Listed entries.
________

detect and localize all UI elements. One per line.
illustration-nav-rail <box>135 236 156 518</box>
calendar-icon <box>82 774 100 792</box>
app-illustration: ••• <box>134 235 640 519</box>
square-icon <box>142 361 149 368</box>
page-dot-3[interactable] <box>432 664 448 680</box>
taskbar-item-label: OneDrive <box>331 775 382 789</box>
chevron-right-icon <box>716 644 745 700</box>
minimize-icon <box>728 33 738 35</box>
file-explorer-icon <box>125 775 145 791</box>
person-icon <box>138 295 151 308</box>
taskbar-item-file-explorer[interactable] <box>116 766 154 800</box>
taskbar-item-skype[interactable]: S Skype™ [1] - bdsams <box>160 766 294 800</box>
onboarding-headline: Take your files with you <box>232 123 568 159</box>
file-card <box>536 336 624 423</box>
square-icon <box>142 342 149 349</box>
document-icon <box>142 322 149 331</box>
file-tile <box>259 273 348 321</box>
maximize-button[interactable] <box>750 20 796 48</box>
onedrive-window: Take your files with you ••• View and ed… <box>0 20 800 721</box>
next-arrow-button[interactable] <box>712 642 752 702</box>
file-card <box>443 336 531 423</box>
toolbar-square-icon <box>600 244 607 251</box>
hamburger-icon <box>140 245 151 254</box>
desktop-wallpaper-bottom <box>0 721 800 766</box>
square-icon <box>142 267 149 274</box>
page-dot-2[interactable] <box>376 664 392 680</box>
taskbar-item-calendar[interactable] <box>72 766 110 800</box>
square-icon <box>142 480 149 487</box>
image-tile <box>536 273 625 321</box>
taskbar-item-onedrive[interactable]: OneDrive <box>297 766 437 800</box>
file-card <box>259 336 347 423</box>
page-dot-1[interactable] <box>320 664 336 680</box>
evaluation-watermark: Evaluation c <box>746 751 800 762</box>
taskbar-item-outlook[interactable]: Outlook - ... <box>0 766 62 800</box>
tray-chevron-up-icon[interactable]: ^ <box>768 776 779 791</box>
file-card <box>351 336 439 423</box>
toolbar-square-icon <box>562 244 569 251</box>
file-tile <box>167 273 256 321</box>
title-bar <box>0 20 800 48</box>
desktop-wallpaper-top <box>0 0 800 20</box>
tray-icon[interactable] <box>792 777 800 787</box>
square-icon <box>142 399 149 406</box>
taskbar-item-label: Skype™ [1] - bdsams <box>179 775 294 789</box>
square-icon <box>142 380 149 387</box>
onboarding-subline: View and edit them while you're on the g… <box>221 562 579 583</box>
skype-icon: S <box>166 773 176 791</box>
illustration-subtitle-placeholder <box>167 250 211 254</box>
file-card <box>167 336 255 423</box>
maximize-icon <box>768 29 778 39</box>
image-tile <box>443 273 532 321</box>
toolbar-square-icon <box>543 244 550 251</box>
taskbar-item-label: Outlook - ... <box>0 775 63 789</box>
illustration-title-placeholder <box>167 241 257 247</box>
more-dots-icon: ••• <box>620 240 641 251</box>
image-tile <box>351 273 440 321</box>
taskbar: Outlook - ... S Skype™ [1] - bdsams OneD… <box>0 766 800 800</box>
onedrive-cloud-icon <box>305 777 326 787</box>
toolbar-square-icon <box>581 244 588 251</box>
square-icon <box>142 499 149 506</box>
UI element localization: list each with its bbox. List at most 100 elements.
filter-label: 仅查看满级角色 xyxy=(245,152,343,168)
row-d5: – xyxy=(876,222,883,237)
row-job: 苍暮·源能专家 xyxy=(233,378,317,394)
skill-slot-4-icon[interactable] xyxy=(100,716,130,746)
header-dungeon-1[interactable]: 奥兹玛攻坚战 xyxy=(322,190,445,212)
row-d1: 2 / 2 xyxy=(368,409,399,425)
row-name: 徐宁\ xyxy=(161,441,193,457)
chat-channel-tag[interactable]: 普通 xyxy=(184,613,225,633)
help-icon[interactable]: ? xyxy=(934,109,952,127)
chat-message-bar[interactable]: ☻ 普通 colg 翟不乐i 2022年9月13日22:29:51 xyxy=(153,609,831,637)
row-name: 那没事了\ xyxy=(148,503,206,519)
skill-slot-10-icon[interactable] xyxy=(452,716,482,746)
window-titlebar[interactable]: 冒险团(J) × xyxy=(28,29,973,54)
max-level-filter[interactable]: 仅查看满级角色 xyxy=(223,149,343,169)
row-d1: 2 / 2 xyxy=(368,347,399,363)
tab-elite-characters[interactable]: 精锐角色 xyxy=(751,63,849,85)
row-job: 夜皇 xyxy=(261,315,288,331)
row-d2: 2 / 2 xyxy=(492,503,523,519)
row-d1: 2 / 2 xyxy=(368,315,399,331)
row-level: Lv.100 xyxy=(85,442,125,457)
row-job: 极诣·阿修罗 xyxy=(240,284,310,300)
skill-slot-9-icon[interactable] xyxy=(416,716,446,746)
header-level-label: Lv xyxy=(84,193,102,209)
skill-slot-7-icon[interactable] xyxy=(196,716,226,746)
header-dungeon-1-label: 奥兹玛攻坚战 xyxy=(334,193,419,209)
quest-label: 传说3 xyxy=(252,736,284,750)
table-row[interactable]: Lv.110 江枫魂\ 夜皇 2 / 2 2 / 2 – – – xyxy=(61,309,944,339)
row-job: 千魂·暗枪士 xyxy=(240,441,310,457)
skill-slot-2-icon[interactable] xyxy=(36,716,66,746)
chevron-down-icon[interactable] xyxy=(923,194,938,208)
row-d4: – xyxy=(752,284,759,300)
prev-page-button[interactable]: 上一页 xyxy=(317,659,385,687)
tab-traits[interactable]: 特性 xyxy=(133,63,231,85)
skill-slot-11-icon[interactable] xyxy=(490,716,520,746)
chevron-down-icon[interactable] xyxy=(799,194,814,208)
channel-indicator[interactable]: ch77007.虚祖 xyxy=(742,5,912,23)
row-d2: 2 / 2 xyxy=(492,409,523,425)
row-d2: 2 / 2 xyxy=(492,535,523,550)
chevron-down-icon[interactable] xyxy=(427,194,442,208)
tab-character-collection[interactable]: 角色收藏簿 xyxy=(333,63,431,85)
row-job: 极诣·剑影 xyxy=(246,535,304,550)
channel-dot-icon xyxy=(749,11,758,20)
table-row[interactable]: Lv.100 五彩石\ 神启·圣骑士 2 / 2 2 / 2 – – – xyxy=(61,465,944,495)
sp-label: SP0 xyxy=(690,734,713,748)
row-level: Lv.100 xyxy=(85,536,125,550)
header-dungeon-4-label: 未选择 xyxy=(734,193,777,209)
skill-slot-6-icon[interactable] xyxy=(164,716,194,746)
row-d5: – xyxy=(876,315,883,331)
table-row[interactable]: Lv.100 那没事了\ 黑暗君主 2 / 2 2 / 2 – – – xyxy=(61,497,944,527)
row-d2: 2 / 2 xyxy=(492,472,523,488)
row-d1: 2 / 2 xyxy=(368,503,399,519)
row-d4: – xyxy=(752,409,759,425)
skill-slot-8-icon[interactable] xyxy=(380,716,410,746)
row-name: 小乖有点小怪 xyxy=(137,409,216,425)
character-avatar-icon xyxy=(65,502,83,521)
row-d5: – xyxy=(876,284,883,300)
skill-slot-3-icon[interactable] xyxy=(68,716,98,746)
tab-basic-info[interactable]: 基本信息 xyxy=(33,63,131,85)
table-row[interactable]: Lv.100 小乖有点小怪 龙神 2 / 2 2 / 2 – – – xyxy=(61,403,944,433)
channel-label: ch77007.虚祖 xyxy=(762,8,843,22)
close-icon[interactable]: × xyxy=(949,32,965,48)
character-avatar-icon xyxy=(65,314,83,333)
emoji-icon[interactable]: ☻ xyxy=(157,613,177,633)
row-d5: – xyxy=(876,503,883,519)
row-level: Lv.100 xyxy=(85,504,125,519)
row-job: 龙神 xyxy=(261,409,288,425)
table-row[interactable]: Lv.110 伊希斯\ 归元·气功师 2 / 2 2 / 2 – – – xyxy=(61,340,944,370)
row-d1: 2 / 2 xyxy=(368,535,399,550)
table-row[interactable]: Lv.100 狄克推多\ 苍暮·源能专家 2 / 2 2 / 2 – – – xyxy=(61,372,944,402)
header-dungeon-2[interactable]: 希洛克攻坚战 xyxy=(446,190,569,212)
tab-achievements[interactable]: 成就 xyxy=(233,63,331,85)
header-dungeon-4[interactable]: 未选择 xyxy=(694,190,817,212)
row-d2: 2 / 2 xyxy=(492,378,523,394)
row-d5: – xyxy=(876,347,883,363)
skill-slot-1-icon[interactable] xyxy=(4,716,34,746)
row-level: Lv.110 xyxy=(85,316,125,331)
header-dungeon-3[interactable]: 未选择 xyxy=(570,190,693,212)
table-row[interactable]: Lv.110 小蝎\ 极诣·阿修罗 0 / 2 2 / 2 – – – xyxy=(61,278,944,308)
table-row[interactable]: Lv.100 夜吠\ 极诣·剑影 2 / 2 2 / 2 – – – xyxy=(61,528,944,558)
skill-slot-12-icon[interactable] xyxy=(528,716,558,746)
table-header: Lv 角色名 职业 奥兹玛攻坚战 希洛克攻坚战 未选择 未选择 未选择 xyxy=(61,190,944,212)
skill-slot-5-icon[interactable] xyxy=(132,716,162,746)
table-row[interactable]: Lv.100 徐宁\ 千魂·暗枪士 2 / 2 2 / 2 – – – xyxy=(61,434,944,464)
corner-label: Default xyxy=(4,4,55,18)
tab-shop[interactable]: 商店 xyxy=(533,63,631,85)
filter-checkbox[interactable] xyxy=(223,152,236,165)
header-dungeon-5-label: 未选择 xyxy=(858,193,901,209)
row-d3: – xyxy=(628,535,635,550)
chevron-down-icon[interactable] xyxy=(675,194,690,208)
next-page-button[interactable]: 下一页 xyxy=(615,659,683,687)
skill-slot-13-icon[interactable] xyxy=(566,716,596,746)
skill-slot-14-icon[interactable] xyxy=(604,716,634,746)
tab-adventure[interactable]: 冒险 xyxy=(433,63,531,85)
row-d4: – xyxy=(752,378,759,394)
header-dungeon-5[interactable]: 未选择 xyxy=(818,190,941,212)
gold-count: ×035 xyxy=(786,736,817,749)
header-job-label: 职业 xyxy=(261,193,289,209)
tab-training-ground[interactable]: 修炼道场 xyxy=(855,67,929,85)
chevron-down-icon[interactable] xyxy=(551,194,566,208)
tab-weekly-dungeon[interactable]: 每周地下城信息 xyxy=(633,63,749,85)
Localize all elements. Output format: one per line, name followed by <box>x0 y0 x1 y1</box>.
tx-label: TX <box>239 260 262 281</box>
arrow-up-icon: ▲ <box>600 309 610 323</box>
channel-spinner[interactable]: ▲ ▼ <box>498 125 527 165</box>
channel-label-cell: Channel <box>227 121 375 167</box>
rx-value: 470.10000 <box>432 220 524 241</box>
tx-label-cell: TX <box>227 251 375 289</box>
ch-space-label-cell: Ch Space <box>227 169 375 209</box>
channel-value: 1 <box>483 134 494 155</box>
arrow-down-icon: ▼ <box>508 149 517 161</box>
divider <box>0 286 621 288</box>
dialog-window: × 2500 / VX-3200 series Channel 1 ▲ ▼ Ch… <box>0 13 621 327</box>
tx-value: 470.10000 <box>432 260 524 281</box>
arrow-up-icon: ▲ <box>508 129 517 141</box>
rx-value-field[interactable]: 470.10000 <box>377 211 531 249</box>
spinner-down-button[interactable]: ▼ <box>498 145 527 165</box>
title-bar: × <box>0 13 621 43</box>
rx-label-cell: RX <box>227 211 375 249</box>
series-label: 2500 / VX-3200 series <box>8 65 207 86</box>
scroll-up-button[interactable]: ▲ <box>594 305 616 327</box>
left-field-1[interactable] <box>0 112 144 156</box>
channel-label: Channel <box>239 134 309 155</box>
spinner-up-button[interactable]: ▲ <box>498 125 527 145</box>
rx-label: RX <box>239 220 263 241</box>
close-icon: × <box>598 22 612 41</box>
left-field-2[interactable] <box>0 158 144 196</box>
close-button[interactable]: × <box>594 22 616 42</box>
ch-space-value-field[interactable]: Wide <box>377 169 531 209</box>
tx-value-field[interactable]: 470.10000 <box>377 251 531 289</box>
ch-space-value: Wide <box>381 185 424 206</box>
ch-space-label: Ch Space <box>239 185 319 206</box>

________

Problem description. Quote everything from the first line of the items down to the line containing "toolbar-square-icon <box>600 244", including both lines, with no changes.

Final result.
detect and localize all UI elements. One per line.
illustration-nav-rail <box>135 236 156 518</box>
calendar-icon <box>82 774 100 792</box>
app-illustration: ••• <box>134 235 640 519</box>
square-icon <box>142 361 149 368</box>
page-dot-3[interactable] <box>432 664 448 680</box>
taskbar-item-label: OneDrive <box>331 775 382 789</box>
chevron-right-icon <box>716 644 745 700</box>
minimize-icon <box>728 33 738 35</box>
file-explorer-icon <box>125 775 145 791</box>
person-icon <box>138 295 151 308</box>
taskbar-item-file-explorer[interactable] <box>116 766 154 800</box>
taskbar-item-skype[interactable]: S Skype™ [1] - bdsams <box>160 766 294 800</box>
onboarding-headline: Take your files with you <box>232 123 568 159</box>
file-card <box>536 336 624 423</box>
square-icon <box>142 342 149 349</box>
document-icon <box>142 322 149 331</box>
file-tile <box>259 273 348 321</box>
maximize-button[interactable] <box>750 20 796 48</box>
onedrive-window: Take your files with you ••• View and ed… <box>0 20 800 721</box>
next-arrow-button[interactable] <box>712 642 752 702</box>
file-card <box>443 336 531 423</box>
toolbar-square-icon <box>600 244 607 251</box>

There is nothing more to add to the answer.